Extracted records:
^^^^
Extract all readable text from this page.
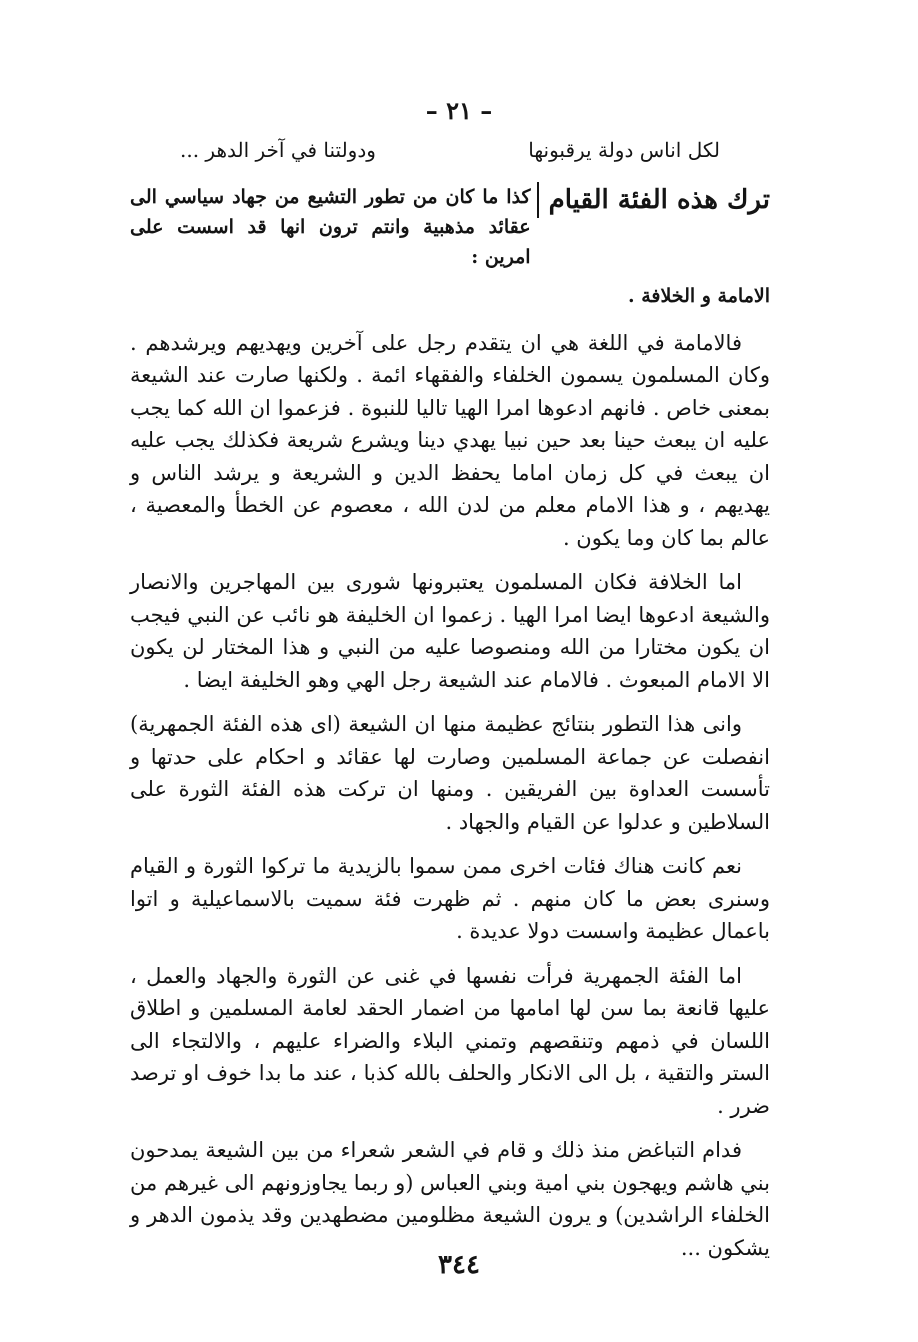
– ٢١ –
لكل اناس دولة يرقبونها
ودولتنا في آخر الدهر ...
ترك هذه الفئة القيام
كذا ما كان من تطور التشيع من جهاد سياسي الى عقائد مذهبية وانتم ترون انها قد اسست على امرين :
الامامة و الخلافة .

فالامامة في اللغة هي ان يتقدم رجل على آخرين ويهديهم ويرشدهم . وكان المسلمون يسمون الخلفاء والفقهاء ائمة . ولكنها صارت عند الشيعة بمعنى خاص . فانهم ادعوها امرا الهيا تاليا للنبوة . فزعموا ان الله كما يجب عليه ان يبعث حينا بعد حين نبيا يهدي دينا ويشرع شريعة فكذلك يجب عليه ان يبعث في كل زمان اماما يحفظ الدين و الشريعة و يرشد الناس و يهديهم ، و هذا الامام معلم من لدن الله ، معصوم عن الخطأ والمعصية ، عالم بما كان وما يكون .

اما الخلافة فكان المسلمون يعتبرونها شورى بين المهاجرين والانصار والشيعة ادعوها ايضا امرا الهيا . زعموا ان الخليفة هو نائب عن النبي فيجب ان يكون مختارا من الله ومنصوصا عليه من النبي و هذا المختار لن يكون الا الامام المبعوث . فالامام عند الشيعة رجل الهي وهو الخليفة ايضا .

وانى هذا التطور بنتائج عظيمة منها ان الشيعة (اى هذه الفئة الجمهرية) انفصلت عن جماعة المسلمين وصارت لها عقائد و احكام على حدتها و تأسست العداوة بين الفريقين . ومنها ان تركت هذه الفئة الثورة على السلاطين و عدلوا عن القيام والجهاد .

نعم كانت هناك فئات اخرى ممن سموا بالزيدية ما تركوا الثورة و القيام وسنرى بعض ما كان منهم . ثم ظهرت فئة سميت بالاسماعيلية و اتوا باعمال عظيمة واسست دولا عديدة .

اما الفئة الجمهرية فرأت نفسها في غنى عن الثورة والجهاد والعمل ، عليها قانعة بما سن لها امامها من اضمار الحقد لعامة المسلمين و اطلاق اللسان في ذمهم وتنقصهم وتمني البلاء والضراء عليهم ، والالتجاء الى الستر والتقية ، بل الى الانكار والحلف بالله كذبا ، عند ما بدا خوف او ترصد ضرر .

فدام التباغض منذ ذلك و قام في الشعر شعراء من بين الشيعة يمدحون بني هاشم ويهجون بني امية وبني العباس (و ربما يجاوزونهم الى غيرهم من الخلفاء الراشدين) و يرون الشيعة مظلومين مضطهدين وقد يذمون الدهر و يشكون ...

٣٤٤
^^^^
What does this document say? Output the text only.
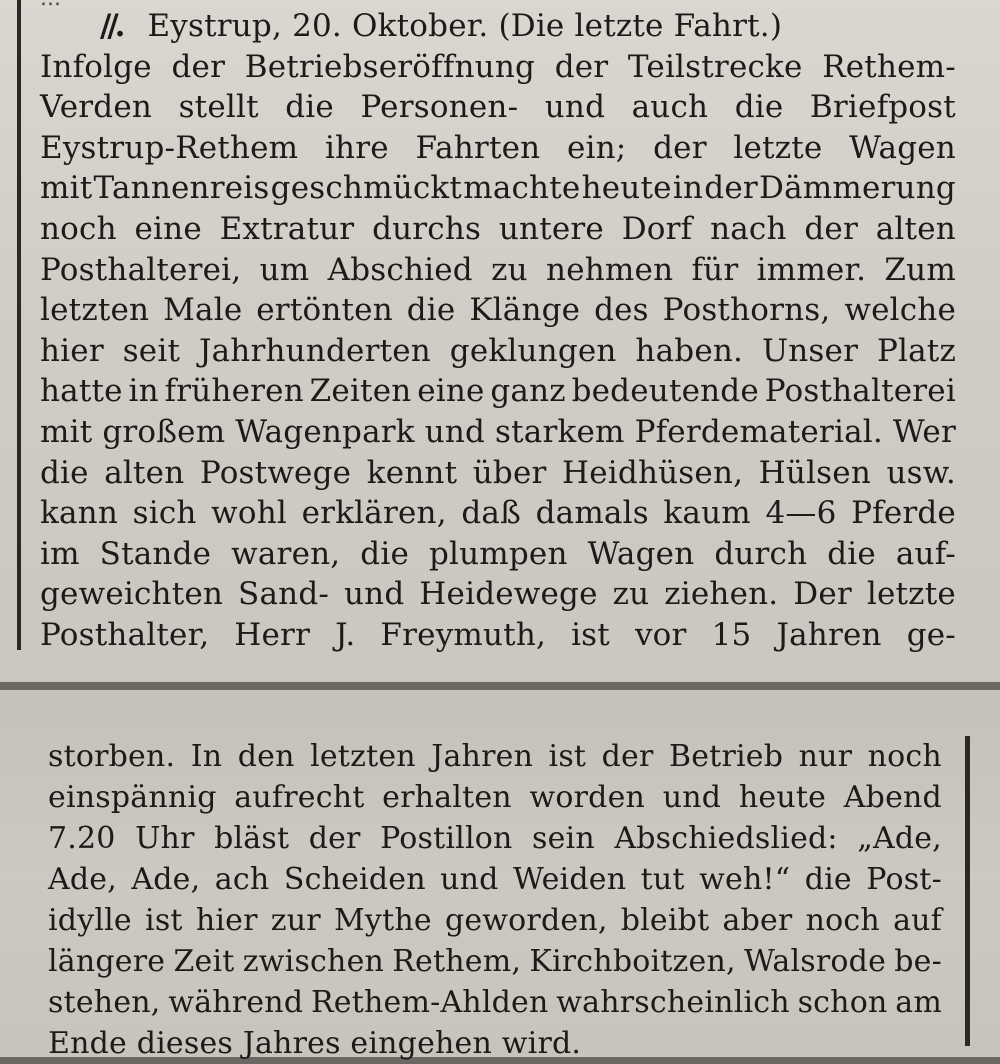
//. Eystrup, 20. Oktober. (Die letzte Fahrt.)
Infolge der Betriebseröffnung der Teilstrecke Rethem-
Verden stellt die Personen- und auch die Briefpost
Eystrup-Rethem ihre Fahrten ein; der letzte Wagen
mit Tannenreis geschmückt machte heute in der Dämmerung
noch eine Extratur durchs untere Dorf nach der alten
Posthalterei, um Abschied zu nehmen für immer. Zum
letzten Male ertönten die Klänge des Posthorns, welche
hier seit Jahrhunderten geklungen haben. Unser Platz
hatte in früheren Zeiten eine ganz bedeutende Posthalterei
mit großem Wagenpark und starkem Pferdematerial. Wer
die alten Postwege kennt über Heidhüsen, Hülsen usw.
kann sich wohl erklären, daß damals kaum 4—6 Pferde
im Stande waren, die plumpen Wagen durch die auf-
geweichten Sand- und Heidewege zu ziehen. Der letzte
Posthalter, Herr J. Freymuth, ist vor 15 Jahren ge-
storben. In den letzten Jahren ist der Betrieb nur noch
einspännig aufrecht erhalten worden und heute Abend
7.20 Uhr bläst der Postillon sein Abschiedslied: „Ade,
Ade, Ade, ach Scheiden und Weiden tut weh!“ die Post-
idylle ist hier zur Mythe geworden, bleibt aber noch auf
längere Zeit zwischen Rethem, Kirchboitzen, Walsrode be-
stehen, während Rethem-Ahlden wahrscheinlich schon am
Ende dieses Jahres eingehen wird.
^^^^
# Goal
Filter the records down to the lines that contain the string "text", and copy those lines.

# Exercise response
Extract all readable text from this page.
What does this document say? Output the text only.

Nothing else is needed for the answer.